Muitos trans não se sentem acolhidos na comunidade LGBTQIA+

Segundo Grax Medina, as pessoas trans masculinas não se sentem muito acolhidas nem mesmo dentro da comunidade LGBTQIA+.

“O nosso coletivo surgiu em 2020 porque não nos sentia contemplado dentro da comunidade LGBTQIA+, existem muitos grupos específicos que não nos contemplavam e que não nos faziam ser vistos com muita importância em relação aos outros, inclusive, existe ainda muito preconceito entre os próprios gays e lésbicas com a gente, então é algo a mais que a gente tem que enfrentar”, lamentou.

Ele explicou que muitas vezes as pessoas trans são vistas apenas como um fetiche. “Ficam muito objetificando a gente, muito como um fetiche, principalmente de caras gays. Eu inclusive já fui vítima várias vezes de pessoas que eu não conheço, que falam comigo pelo Instagram, a maioria gays, que falam comigo e agem como se eu tivesse uma obrigação de ficar com eles. Existe esse fetiche por parte de algumas pessoas, como se fôssemos só isso, um objeto. Além disso, tem muita transfobia, ouvimos sempre alguma coisa, como, por exemplo, ‘você nunca vai ser homem de verdade’, e outras coisas que sempre acontecem”, afirmou.

Foto: Arquivo Pessoal

Pessoas trans em situação de vulnerabilidade

Grax Medina informou que o preconceito com as pessoas trans faz com que elas aumente a situação de vulnerabilidade. Muitas vezes porque não são aceitas nem mesmo dentro da própria família.

“Não se tem políticas públicas suficientes como ações para a saúde mental, escolaridade, empregabilidade e moradia para a nossa comunidade. Muitos estão em situação de vulnerabilidade, pois não moram com a família. Na maioria das vezes a família não aceita essa transição, então a pessoa precisa sair de casa, sofre transfobia, e precisa arranjar um local para morar, às vezes com uma tia ou um amigo, a maioria não mora com a família. É importante ter campanhas para informar mais as pessoas sobre essas situações que enfrentamos. Inclusive nas escolas, quem é trans também sofre muito preconceito e nem o nome social é respeitado”, destacou.

O Coletivo

Grax Medina Gutierrez é formado em licenciatura das Ciências da Computação e Marketing, atualmente atua como produtor audiovisual e videomaker. Ele iniciou a sua transição no ano de 2017 e logo depois formou o coletivo.

“Eu comecei minha transição em abril de 2017 porque mesmo sabendo antes que já me entendia como pessoa trans, não estava no momento certo. Nesse tempo não tinha plano de saúde e não existia ambulatório trans, e se tinha muito preconceito, muito mais que hoje. Aos poucos fui correndo atrás das coisas, fiz um plano de saúde e aí em agosto de 2018, após um ano de tratamento hormonal, eu consegui realizar a mastectomia bilateral pelo plano e saúde”, explicou.

Foi em 2020 que ele ajudou a criar o Coletivo 086 para realização de ações focadas nas pessoas trans masculinas.

“Eu faço parte de movimentos sociais desde 2014, eu me aproximei do Matizes, fui ajudando as organizações, a partir disso eu vi que mesmo me acolhendo muito bem, tinha alguns particularidades que não me abrangiam, então foi quando em 2016 eu me juntei com uns caras trans que conheci no Piauí e assim fui um dos cofundadores da Atrans masculinos. Fundamos ela e fizemos algumas ações. No final de 2019 eu saí por não concordar com alguns pensamentos políticos na associação. Em janeiro de 2020 me juntei com outras pessoas trans e decidimos fundar o coletivo, e a partir daí fizemos várias ações como o primeiro documentário de fala trans masculinas, campanha de câncer de mama de pessoas trans e várias outras ações”.

******

O QUE FAZER 1: De acordo com a reportagem, em que mês e ano Grax Medina começou a transição?
O QUE FAZER 2: Transforme em lista o parágrafo da reportagem que começa com "Grax Medina Gutierrez é formado", mantendo os fatos principais.

******

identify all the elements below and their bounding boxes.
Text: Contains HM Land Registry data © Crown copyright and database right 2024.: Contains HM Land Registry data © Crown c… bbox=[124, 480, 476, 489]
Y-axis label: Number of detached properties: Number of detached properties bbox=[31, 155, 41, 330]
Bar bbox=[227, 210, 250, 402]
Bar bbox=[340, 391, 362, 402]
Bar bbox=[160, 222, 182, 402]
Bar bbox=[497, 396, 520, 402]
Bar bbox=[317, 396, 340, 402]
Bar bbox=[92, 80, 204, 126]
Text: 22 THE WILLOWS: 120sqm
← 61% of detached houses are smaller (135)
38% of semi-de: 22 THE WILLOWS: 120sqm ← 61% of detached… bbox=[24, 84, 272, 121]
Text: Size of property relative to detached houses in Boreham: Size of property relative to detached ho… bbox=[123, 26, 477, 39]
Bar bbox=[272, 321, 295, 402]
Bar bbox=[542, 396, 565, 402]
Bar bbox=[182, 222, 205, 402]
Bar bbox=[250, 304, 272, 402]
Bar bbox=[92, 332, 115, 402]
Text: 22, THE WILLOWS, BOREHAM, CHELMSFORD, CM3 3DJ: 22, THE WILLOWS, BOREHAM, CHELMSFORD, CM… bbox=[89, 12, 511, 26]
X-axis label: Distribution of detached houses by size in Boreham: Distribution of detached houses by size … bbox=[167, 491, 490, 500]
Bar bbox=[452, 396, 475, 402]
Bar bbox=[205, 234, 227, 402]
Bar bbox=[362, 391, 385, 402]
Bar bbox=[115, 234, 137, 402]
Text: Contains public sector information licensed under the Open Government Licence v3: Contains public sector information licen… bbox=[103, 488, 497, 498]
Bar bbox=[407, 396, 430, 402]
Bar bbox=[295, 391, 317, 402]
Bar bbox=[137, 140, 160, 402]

******

RESPOSTA 1: Em abril de 2017.

RESPOSTA 2:
- É formado em licenciatura das Ciências da Computação e Marketing.
- Hoje trabalha como produtor audiovisual e videomaker.
- Começou a transição em 2017.
- Logo depois, formou o coletivo.